WHAT TO PRODUCE: Exact copies of the records below are required.

Entries from a page text collection:

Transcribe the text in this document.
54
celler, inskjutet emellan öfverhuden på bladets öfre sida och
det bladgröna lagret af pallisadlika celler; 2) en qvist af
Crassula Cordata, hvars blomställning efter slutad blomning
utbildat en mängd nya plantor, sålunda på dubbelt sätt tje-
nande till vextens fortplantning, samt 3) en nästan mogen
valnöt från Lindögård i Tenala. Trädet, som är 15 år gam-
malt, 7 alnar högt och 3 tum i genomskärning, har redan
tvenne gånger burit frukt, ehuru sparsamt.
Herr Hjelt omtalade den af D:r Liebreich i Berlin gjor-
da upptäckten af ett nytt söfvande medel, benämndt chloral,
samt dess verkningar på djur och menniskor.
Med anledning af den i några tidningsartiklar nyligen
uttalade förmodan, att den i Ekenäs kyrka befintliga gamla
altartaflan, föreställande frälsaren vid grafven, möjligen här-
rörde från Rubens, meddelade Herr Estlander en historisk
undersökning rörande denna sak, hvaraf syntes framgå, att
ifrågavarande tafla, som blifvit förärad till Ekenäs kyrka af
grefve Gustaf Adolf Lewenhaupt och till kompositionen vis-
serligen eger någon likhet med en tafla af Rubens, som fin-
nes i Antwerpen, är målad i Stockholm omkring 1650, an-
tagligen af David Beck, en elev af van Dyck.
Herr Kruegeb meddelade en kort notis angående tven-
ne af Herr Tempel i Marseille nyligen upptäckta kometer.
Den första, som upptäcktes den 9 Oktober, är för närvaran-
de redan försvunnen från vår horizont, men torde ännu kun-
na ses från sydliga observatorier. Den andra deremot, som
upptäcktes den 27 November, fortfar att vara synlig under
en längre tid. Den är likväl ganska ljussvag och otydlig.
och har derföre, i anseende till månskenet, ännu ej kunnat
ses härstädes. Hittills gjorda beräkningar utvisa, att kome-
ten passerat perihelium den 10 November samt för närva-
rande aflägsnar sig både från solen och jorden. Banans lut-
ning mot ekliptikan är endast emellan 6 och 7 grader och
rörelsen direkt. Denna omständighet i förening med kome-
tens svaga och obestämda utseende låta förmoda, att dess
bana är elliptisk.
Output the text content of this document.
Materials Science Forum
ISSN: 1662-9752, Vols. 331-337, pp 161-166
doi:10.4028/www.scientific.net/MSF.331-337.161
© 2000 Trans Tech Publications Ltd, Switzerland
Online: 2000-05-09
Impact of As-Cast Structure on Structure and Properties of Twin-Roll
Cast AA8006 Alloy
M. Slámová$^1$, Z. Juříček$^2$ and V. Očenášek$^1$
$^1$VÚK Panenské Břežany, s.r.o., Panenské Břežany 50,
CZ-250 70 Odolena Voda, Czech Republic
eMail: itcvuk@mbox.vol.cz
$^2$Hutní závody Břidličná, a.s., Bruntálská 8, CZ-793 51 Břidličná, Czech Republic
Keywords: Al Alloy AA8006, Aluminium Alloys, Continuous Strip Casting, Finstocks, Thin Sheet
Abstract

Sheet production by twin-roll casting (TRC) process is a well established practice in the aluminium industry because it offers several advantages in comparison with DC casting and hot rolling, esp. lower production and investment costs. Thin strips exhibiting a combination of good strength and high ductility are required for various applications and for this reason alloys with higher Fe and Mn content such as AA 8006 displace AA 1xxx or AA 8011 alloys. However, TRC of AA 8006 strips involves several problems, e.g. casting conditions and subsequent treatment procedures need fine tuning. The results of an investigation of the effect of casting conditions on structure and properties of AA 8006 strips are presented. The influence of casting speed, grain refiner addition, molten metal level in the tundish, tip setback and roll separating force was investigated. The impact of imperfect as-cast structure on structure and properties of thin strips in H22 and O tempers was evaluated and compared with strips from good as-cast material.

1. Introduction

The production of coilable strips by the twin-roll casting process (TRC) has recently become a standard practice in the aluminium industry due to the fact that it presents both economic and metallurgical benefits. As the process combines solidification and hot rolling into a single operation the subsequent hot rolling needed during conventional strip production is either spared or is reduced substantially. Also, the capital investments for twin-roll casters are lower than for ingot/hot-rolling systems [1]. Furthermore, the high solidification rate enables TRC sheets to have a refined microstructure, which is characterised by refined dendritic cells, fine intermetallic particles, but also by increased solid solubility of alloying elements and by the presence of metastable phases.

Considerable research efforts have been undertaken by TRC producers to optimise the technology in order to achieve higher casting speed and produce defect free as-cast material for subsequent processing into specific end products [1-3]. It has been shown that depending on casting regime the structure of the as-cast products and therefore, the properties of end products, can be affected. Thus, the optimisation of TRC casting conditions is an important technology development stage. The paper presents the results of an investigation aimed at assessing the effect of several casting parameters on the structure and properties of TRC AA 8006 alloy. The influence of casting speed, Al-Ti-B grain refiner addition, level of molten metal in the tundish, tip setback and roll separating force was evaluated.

TASK RESULT:
Transcribe the text in this document.
54
celler, inskjutet emellan öfverhuden på bladets öfre sida och
det bladgröna lagret af pallisadlika celler; 2) en qvist af
Crassula Cordata, hvars blomställning efter slutad blomning
utbildat en mängd nya plantor, sålunda på dubbelt sätt tje-
nande till vextens fortplantning, samt 3) en nästan mogen
valnöt från Lindögård i Tenala. Trädet, som är 15 år gam-
malt, 7 alnar högt och 3 tum i genomskärning, har redan
tvenne gånger burit frukt, ehuru sparsamt.
Herr Hjelt omtalade den af D:r Liebreich i Berlin gjor-
da upptäckten af ett nytt söfvande medel, benämndt chloral,
samt dess verkningar på djur och menniskor.
Med anledning af den i några tidningsartiklar nyligen
uttalade förmodan, att den i Ekenäs kyrka befintliga gamla
altartaflan, föreställande frälsaren vid grafven, möjligen här-
rörde från Rubens, meddelade Herr Estlander en historisk
undersökning rörande denna sak, hvaraf syntes framgå, att
ifrågavarande tafla, som blifvit förärad till Ekenäs kyrka af
grefve Gustaf Adolf Lewenhaupt och till kompositionen vis-
serligen eger någon likhet med en tafla af Rubens, som fin-
nes i Antwerpen, är målad i Stockholm omkring 1650, an-
tagligen af David Beck, en elev af van Dyck.
Herr Kruegeb meddelade en kort notis angående tven-
ne af Herr Tempel i Marseille nyligen upptäckta kometer.
Den första, som upptäcktes den 9 Oktober, är för närvaran-
de redan försvunnen från vår horizont, men torde ännu kun-
na ses från sydliga observatorier. Den andra deremot, som
upptäcktes den 27 November, fortfar att vara synlig under
en längre tid. Den är likväl ganska ljussvag och otydlig.
och har derföre, i anseende till månskenet, ännu ej kunnat
ses härstädes. Hittills gjorda beräkningar utvisa, att kome-
ten passerat perihelium den 10 November samt för närva-
rande aflägsnar sig både från solen och jorden. Banans lut-
ning mot ekliptikan är endast emellan 6 och 7 grader och
rörelsen direkt. Denna omständighet i förening med kome-
tens svaga och obestämda utseende låta förmoda, att dess
bana är elliptisk.
Output the text content of this document.
Materials Science Forum
ISSN: 1662-9752, Vols. 331-337, pp 161-166
doi:10.4028/www.scientific.net/MSF.331-337.161
© 2000 Trans Tech Publications Ltd, Switzerland
Online: 2000-05-09
Impact of As-Cast Structure on Structure and Properties of Twin-Roll
Cast AA8006 Alloy
M. Slámová$^1$, Z. Juříček$^2$ and V. Očenášek$^1$
$^1$VÚK Panenské Břežany, s.r.o., Panenské Břežany 50,
CZ-250 70 Odolena Voda, Czech Republic
eMail: itcvuk@mbox.vol.cz
$^2$Hutní závody Břidličná, a.s., Bruntálská 8, CZ-793 51 Břidličná, Czech Republic
Keywords: Al Alloy AA8006, Aluminium Alloys, Continuous Strip Casting, Finstocks, Thin Sheet
Abstract

Sheet production by twin-roll casting (TRC) process is a well established practice in the aluminium industry because it offers several advantages in comparison with DC casting and hot rolling, esp. lower production and investment costs. Thin strips exhibiting a combination of good strength and high ductility are required for various applications and for this reason alloys with higher Fe and Mn content such as AA 8006 displace AA 1xxx or AA 8011 alloys. However, TRC of AA 8006 strips involves several problems, e.g. casting conditions and subsequent treatment procedures need fine tuning. The results of an investigation of the effect of casting conditions on structure and properties of AA 8006 strips are presented. The influence of casting speed, grain refiner addition, molten metal level in the tundish, tip setback and roll separating force was investigated. The impact of imperfect as-cast structure on structure and properties of thin strips in H22 and O tempers was evaluated and compared with strips from good as-cast material.

1. Introduction

The production of coilable strips by the twin-roll casting process (TRC) has recently become a standard practice in the aluminium industry due to the fact that it presents both economic and metallurgical benefits. As the process combines solidification and hot rolling into a single operation the subsequent hot rolling needed during conventional strip production is either spared or is reduced substantially. Also, the capital investments for twin-roll casters are lower than for ingot/hot-rolling systems [1]. Furthermore, the high solidification rate enables TRC sheets to have a refined microstructure, which is characterised by refined dendritic cells, fine intermetallic particles, but also by increased solid solubility of alloying elements and by the presence of metastable phases.

Considerable research efforts have been undertaken by TRC producers to optimise the technology in order to achieve higher casting speed and produce defect free as-cast material for subsequent processing into specific end products [1-3]. It has been shown that depending on casting regime the structure of the as-cast products and therefore, the properties of end products, can be affected. Thus, the optimisation of TRC casting conditions is an important technology development stage. The paper presents the results of an investigation aimed at assessing the effect of several casting parameters on the structure and properties of TRC AA 8006 alloy. The influence of casting speed, Al-Ti-B grain refiner addition, level of molten metal in the tundish, tip setback and roll separating force was evaluated.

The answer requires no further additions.